**Dataset listings of figures**

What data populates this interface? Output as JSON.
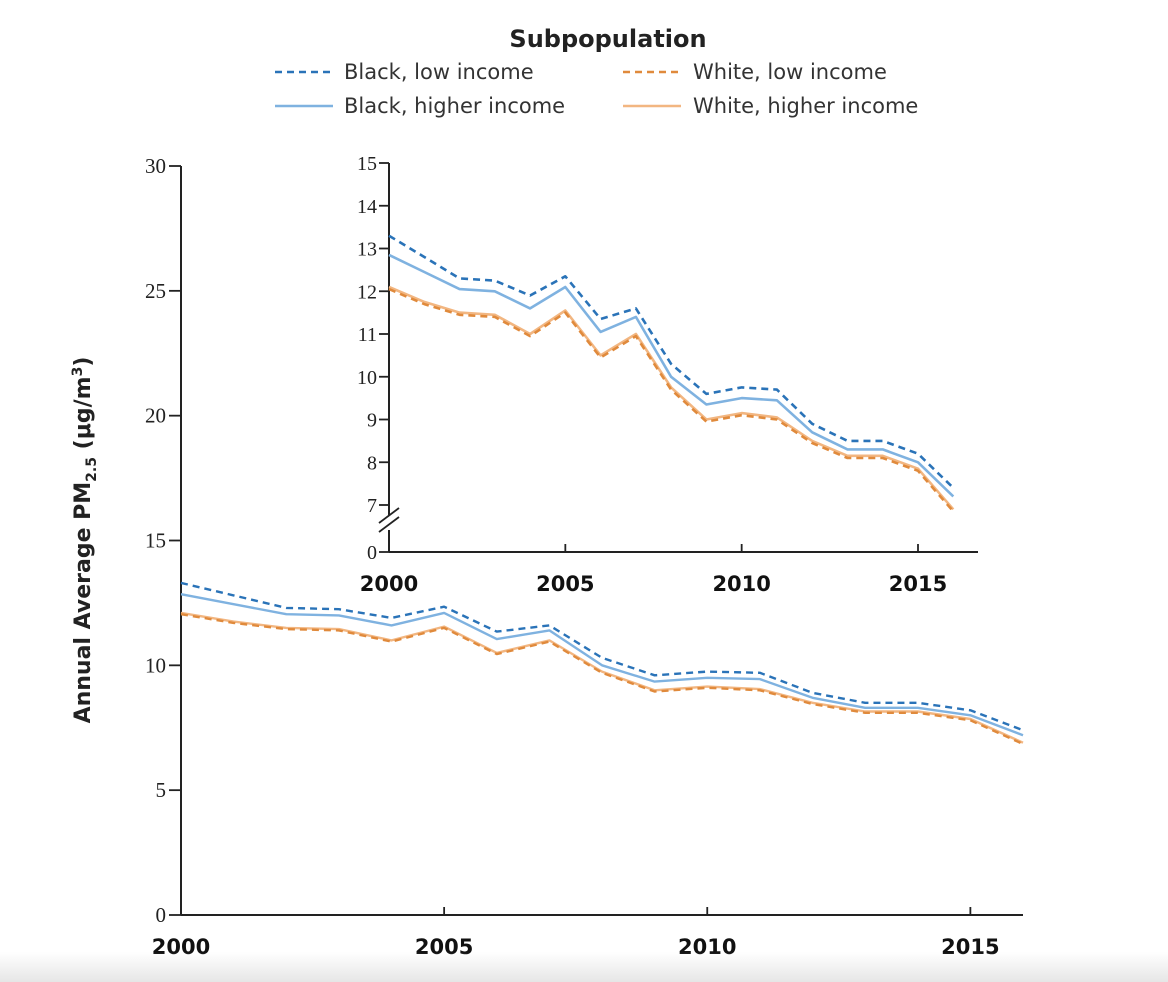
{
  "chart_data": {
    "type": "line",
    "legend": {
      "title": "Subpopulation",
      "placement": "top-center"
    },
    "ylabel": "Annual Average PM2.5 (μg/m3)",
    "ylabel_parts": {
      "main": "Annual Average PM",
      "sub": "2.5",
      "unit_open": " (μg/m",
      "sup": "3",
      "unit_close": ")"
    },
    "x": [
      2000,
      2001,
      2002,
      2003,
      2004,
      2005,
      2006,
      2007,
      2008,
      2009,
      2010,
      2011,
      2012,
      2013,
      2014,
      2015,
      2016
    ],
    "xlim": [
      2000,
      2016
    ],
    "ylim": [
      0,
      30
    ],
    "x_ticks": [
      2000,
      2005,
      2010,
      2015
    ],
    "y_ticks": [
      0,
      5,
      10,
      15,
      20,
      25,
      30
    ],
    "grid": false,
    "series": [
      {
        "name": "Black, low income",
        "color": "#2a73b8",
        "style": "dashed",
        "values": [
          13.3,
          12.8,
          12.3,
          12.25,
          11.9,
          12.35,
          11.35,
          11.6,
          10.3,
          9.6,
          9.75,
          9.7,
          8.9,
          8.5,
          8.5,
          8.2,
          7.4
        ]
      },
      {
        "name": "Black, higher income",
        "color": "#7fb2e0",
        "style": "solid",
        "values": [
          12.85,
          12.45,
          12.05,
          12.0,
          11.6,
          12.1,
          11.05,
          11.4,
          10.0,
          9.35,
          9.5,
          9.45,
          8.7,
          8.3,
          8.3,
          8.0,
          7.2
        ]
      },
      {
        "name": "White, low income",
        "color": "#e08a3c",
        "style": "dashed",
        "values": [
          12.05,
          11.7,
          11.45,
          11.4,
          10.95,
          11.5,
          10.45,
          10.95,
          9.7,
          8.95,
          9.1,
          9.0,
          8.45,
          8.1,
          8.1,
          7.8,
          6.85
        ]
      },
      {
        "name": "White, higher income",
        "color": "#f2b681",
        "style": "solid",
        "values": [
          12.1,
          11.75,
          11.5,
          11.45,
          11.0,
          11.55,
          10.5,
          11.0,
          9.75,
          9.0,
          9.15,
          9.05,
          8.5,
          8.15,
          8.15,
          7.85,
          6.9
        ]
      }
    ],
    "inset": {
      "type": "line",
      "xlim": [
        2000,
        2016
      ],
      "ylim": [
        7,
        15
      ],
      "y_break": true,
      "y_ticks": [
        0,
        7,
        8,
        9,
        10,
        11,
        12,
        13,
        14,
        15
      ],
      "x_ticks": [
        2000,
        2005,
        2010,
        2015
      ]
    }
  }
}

**What to do**
Pick each line holding the word "color" out of the data and copy it.

**Result of the exercise**
        "color": "#2a73b8",
        "color": "#7fb2e0",
        "color": "#e08a3c",
        "color": "#f2b681",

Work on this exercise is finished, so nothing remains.